## Begin INPUT MATERIAL

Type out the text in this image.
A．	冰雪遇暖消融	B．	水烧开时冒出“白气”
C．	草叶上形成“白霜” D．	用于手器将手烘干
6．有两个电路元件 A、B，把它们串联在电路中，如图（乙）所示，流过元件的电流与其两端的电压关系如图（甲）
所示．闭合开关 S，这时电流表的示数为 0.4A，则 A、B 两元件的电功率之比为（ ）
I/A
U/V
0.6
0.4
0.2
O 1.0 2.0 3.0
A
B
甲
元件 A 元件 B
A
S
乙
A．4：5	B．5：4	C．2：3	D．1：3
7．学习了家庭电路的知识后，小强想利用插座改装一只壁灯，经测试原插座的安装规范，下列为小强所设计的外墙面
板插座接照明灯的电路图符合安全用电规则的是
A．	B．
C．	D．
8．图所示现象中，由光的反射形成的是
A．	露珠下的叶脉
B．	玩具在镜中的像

## End INPUT MATERIAL

= JOB =
Return each entry from above without altering a single character.

= WRITTEN ANSWER =
Type out the text in this image.
A．	冰雪遇暖消融	B．	水烧开时冒出“白气”
C．	草叶上形成“白霜” D．	用于手器将手烘干
6．有两个电路元件 A、B，把它们串联在电路中，如图（乙）所示，流过元件的电流与其两端的电压关系如图（甲）
所示．闭合开关 S，这时电流表的示数为 0.4A，则 A、B 两元件的电功率之比为（ ）
I/A
U/V
0.6
0.4
0.2
O 1.0 2.0 3.0
A
B
甲
元件 A 元件 B
A
S
乙
A．4：5	B．5：4	C．2：3	D．1：3
7．学习了家庭电路的知识后，小强想利用插座改装一只壁灯，经测试原插座的安装规范，下列为小强所设计的外墙面
板插座接照明灯的电路图符合安全用电规则的是
A．	B．
C．	D．
8．图所示现象中，由光的反射形成的是
A．	露珠下的叶脉
B．	玩具在镜中的像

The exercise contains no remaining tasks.